◆ Problems and tasks ◆
1) Name the goals of governance and decision-making that the Mobility Lab's 2025 review says the lab's research aims to support.
2) Please pick up the Mobility Lab's 2025 review after its last sentence and carry it on.

* START Document segment *

At the dawn of 2026, it’s again time to look back what the past year brought to the Mobility Lab! We’re a group of researchers keen in human mobility studies and geospatial analytics. Our research is not only about understanding the society and human behaviour in its socio-spatial context, but also how that knowledge could support governance and decision-making towards equal opportunities, resilience, and sustainability.
Most importantly, in 2025, we welcomed Jaanika Jaanits, a Doctoral Researcher, and Olle Järv, a Visiting Professor, in our team! Jaanika – with a background in ethnology and cultural anthropology – is studying social influence on human mobility behaviour (read more from this post). Olle, our alumnus, has found his way back to Tartu via a one-year-long Expatriate Estonian Visiting Professorship award (read more here). We are just delighted to have them (re-)joined our lab!

* END Document segment *
* START Material supplied *

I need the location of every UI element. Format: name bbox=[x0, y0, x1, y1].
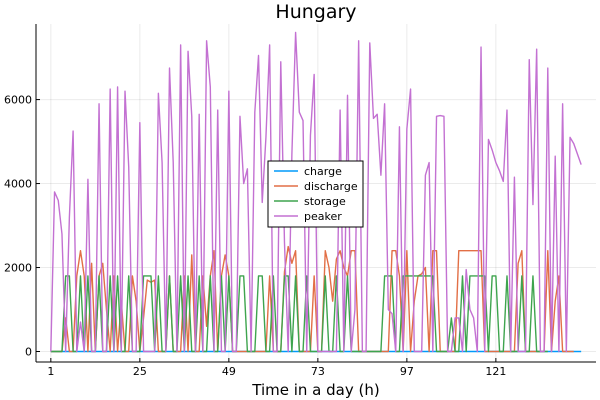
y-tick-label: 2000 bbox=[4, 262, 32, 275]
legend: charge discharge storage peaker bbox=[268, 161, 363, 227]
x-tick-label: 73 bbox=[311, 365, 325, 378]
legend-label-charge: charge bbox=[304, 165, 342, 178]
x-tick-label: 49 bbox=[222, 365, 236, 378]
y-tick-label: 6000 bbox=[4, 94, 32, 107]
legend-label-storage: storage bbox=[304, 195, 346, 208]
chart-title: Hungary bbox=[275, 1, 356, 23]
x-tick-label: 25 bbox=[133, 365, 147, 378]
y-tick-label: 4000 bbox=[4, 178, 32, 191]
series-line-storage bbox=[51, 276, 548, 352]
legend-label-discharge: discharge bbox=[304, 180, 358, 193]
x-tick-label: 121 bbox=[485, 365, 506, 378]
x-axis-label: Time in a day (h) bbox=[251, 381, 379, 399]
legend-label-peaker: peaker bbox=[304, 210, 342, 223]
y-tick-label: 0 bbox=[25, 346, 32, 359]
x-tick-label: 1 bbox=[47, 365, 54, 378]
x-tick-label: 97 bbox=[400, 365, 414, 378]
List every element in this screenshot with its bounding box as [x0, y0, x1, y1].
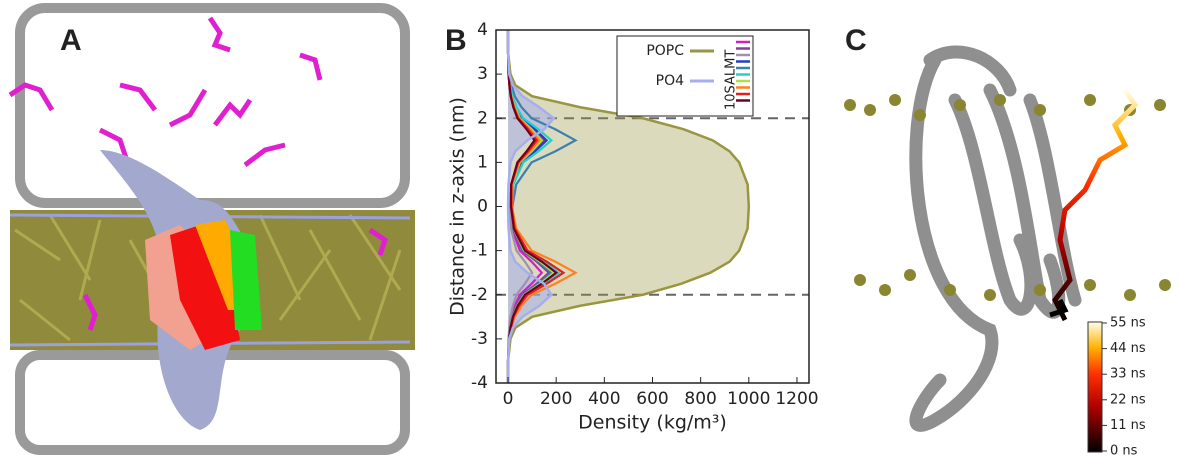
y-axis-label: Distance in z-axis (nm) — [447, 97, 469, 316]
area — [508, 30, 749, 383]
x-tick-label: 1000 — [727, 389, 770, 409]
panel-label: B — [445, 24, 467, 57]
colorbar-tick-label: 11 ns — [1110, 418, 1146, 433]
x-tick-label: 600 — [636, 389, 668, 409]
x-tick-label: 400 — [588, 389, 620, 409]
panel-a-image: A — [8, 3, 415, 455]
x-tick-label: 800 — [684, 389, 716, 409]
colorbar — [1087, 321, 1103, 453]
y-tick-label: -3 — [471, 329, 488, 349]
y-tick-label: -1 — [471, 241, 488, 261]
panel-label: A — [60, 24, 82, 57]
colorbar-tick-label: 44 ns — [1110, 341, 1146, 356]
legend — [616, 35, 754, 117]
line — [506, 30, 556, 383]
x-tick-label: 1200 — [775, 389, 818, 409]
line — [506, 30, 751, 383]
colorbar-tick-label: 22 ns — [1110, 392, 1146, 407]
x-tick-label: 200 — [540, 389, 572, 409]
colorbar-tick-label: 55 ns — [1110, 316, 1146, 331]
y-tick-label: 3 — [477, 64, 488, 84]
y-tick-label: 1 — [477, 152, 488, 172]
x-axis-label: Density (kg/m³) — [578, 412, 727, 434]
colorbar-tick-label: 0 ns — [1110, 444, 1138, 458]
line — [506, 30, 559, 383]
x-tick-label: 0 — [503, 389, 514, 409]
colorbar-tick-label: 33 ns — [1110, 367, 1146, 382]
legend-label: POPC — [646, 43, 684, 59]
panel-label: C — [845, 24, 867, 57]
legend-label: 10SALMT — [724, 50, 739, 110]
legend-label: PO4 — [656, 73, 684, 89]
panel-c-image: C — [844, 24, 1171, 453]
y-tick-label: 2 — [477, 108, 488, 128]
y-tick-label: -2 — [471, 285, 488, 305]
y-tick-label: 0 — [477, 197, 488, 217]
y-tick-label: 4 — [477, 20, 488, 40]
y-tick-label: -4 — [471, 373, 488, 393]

* END Material supplied *

◆ Solved tasks ◆
1) Equal opportunities, resilience, and sustainability.

2)
Furthermore, master’s students Jürgen Öövel and Kaur-Markus Mirka are actively involved in lab activities, regarding work on both projects and their thesis as well as the upcoming Mobile Tartu 2026 conference.


Throughout the spring semester, we held a series of development seminars and smaller work group meetings to go through and renew our internal lab agreements and procedures. As the lab is constantly evolving and new people are joining, this process gave us an opportunity to rethink our identity as a lab, the value it generates, and how everyone of us can help achieve common goals.



2025 marked the launch of some applied projects. Most importantly, we started to develop an activity-based mobility model for Estonia, with Transport Administration as the main client and Positium, ITS Lab and Centre of IT Impact Studies at the University of Tartu, STACC, Statistics Estonia, Goudappel B.V., Liikuvusagentuur, and Skepast & Puhkim as partners. One of the challenges we have taken with this innovation and development project is to bring together the highly diverse data on mobility, population, and spatial context in Estonia.
Furthermore, lab members were active in applied research for Estonian city governments making use of passive mobile positioning data, either in the field of tourism or idenfitying ground risks in drone operations.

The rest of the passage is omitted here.